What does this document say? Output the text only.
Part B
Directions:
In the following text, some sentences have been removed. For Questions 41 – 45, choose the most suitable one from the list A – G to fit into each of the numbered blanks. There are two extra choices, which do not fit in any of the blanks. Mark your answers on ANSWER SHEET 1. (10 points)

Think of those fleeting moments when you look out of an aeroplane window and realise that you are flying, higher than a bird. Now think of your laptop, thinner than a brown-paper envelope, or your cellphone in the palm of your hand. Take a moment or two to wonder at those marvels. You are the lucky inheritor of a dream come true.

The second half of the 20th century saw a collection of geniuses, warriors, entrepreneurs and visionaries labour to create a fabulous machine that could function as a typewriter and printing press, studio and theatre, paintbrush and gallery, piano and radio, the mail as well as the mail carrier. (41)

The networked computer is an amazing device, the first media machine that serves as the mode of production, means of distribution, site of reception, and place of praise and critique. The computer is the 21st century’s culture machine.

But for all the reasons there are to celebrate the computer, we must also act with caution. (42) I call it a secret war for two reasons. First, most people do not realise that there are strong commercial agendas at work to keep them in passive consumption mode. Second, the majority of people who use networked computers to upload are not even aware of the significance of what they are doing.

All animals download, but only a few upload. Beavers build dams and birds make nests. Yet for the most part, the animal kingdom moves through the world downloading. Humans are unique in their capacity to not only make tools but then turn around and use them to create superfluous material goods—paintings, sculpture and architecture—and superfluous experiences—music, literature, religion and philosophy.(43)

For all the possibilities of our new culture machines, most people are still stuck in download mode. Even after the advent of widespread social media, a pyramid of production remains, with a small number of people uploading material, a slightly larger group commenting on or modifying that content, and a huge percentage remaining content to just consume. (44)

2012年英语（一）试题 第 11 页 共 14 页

Challenge - Identify each line in the entries with the word "text" and copy it.

Result of the exercise -
What does this document say? Output the text only.
In the following text, some sentences have been removed. For Questions 41 – 45, choose the most suitable one from the list A – G to fit into each of the numbered blanks. There are two extra choices, which do not fit in any of the blanks. Mark your answers on ANSWER SHEET 1. (10 points)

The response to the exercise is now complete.